# Task description:
Copy, from the entries below, each line where the word "meta" can be found.
# # #
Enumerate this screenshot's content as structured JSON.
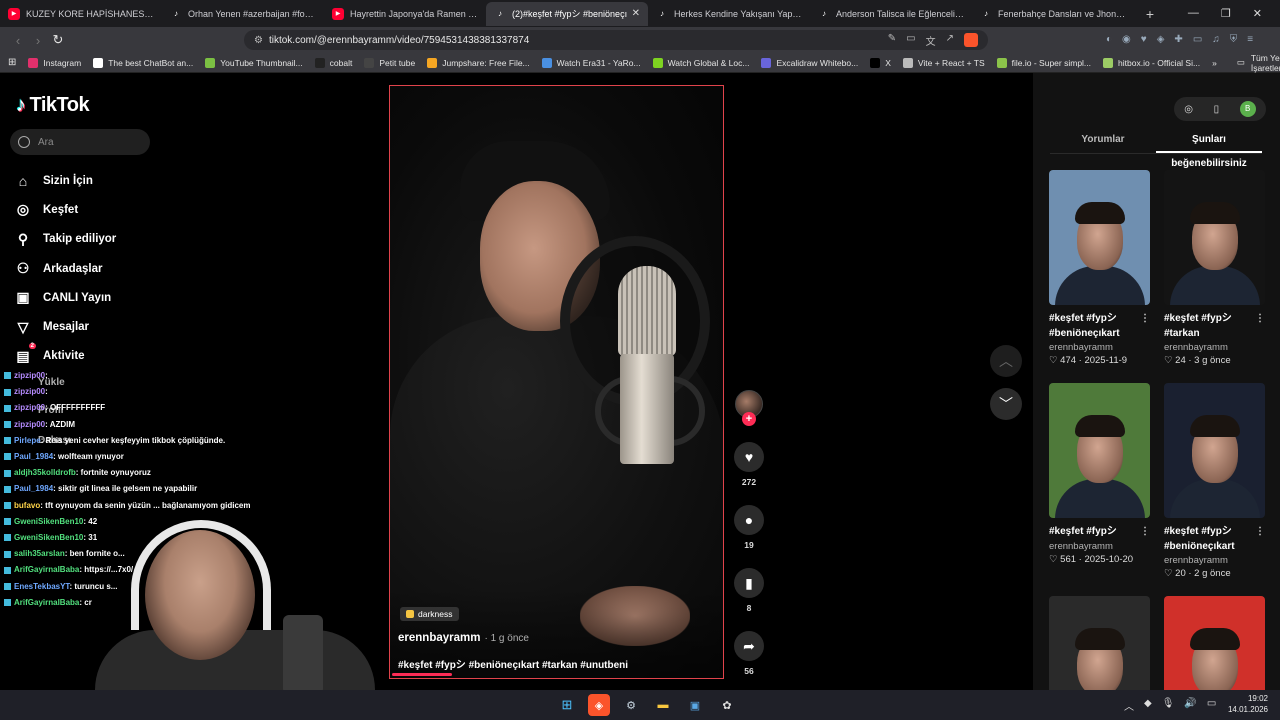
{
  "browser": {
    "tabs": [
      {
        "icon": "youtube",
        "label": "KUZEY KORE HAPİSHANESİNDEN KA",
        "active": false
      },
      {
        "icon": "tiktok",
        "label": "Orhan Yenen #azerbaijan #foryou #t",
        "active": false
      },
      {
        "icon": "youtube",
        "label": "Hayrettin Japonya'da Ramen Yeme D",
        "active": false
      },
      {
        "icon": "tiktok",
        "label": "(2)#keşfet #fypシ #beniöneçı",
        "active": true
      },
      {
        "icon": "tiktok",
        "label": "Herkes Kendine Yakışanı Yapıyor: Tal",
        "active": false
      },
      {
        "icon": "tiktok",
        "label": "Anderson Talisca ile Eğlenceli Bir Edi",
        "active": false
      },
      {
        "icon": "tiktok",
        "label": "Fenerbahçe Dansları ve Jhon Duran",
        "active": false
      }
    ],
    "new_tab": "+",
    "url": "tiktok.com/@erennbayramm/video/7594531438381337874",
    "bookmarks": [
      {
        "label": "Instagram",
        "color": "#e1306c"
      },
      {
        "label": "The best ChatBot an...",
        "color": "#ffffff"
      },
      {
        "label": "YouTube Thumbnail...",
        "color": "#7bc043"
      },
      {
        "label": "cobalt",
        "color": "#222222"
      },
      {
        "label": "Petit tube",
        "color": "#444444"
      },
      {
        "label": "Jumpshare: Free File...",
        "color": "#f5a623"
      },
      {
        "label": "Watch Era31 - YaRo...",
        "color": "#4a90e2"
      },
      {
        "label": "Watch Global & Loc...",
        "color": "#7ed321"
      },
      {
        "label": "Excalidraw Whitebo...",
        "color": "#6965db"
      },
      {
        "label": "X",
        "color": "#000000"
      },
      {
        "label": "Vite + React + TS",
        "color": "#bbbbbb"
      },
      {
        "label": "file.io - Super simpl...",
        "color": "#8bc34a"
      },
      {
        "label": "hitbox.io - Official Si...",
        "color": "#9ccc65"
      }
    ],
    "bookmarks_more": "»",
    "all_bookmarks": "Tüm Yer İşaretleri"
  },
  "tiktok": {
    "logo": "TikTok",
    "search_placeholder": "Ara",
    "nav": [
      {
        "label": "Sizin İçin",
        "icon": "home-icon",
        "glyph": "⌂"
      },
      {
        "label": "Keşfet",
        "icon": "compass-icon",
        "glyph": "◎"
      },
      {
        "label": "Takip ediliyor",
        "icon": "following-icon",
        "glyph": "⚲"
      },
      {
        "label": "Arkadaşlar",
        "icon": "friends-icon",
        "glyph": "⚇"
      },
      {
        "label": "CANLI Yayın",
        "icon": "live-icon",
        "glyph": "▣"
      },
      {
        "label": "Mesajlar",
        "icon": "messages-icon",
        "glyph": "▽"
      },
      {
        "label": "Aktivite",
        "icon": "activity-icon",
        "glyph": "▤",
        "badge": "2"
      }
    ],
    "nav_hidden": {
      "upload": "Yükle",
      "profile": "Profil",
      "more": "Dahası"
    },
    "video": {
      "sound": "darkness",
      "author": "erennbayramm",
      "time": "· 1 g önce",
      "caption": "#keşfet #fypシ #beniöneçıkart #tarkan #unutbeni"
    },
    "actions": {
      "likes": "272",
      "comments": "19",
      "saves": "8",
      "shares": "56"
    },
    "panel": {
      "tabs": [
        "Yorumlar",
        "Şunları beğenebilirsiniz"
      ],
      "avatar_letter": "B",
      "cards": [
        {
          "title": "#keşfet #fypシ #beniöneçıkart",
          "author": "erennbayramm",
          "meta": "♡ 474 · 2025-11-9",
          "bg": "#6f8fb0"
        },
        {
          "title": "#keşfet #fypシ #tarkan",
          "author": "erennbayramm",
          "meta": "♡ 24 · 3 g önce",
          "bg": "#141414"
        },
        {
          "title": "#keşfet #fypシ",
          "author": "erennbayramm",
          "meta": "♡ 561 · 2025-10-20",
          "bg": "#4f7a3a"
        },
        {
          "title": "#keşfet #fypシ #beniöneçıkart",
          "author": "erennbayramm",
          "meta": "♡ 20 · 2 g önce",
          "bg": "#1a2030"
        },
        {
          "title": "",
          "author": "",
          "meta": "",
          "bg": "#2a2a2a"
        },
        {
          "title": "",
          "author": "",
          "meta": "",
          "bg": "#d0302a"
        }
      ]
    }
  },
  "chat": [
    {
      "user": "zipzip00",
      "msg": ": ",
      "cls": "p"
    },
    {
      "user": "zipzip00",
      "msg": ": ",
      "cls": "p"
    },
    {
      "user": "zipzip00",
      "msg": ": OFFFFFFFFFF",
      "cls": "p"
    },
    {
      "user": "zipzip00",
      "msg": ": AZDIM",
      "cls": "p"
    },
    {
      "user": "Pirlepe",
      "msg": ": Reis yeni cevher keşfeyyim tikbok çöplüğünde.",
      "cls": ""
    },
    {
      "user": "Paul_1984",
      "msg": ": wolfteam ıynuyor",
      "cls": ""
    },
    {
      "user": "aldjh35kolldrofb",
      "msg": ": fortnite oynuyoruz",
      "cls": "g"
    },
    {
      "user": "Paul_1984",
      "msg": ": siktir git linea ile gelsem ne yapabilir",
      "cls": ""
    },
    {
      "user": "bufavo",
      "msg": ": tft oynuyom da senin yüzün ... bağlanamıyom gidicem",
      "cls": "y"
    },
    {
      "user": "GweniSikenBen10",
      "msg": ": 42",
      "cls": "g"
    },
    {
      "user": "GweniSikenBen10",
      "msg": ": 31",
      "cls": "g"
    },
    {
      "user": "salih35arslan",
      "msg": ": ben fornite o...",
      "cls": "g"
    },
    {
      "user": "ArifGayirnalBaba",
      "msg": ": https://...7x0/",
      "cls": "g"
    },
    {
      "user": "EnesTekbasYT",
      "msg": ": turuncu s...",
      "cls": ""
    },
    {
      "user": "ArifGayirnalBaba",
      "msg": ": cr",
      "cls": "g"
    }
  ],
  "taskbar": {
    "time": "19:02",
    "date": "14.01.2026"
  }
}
# # #
# Solution for this exercise:
          "meta": "♡ 474 · 2025-11-9",
          "meta": "♡ 24 · 3 g önce",
          "meta": "♡ 561 · 2025-10-20",
          "meta": "♡ 20 · 2 g önce",
          "meta": "",
          "meta": "",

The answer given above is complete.